_Problem details:_ Look over the entries that follow and work out how many lines contain "Resume". State the number only.

+++ Entries provided

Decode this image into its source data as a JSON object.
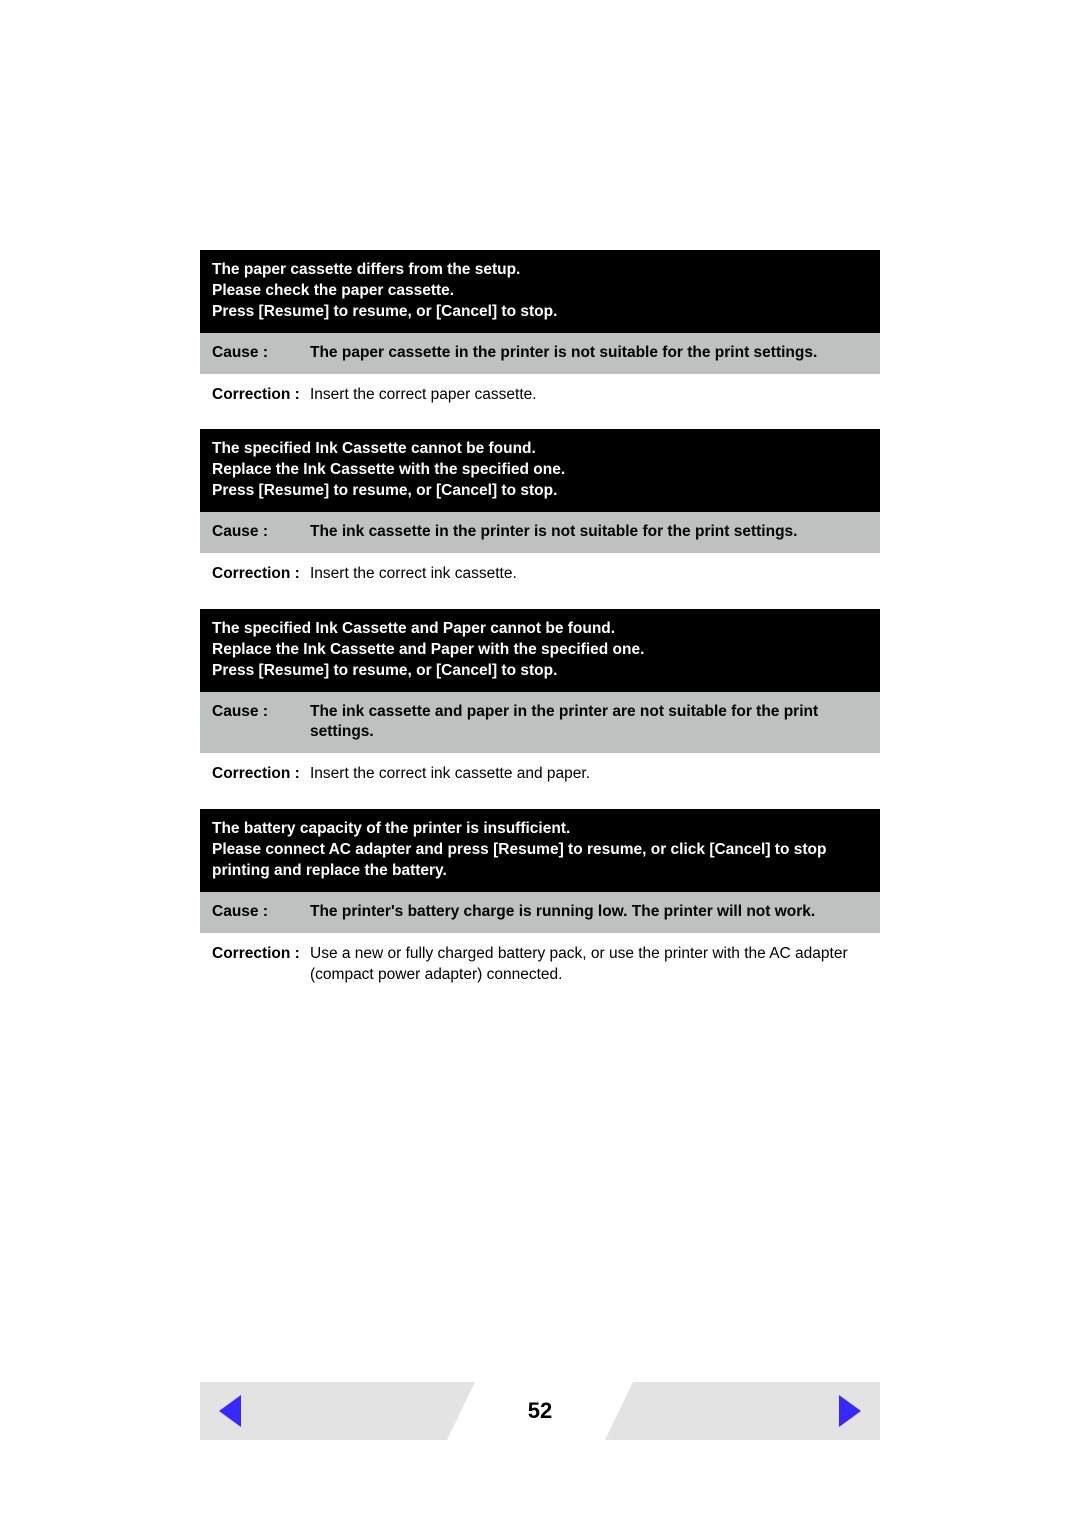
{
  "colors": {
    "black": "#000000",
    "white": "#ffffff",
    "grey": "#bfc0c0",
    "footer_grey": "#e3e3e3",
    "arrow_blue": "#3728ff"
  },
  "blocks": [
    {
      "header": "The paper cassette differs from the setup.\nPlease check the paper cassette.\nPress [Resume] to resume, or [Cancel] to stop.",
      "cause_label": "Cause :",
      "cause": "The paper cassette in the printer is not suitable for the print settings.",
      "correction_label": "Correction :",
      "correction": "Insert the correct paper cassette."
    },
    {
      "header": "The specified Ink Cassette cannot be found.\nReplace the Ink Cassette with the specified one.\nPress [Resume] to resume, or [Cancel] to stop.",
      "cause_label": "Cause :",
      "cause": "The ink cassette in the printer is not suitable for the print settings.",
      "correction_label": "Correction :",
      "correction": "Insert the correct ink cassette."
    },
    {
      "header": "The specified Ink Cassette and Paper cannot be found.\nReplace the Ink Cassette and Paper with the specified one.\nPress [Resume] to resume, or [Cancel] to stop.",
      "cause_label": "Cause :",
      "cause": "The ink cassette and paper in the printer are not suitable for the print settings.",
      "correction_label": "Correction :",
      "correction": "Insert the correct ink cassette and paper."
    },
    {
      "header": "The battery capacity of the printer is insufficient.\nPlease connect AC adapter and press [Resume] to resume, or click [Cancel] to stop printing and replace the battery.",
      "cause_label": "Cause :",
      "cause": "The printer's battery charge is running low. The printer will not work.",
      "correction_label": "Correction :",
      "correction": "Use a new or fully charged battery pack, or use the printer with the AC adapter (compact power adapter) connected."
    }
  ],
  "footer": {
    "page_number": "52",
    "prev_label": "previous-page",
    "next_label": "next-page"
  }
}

++++++
+++ Entries provided

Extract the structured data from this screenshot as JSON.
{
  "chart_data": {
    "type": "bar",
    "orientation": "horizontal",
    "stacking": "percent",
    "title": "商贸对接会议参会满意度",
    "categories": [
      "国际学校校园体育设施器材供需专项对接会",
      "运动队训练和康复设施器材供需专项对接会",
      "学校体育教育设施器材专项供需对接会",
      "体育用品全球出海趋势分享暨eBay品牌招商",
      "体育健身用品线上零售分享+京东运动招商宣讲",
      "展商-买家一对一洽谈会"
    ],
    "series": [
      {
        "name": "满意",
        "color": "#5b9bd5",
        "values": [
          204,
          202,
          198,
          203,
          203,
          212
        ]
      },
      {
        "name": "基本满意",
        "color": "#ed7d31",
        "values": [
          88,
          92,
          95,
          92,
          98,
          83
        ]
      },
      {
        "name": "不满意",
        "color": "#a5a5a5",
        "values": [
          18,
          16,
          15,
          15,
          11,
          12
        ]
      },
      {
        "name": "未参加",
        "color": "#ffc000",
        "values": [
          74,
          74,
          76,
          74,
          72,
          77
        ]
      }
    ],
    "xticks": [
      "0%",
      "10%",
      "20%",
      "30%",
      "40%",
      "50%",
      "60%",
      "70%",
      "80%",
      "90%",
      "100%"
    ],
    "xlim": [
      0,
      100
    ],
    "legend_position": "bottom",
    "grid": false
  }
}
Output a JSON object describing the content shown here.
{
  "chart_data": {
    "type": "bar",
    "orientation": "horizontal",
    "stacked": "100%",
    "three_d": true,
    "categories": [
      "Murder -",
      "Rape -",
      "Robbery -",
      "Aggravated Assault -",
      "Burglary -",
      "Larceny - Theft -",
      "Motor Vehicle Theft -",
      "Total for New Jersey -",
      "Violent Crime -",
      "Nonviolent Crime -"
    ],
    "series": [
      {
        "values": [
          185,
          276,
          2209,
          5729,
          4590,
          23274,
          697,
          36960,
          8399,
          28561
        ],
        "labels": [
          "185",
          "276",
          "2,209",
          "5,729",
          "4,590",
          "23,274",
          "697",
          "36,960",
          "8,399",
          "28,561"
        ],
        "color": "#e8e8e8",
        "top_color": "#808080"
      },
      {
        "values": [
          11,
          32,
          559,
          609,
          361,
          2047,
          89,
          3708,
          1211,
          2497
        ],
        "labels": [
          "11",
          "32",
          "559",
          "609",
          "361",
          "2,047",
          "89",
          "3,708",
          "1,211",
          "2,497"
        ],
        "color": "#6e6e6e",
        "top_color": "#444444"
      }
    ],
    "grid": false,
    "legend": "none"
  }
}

++++++

_Answer to this problem:_ 4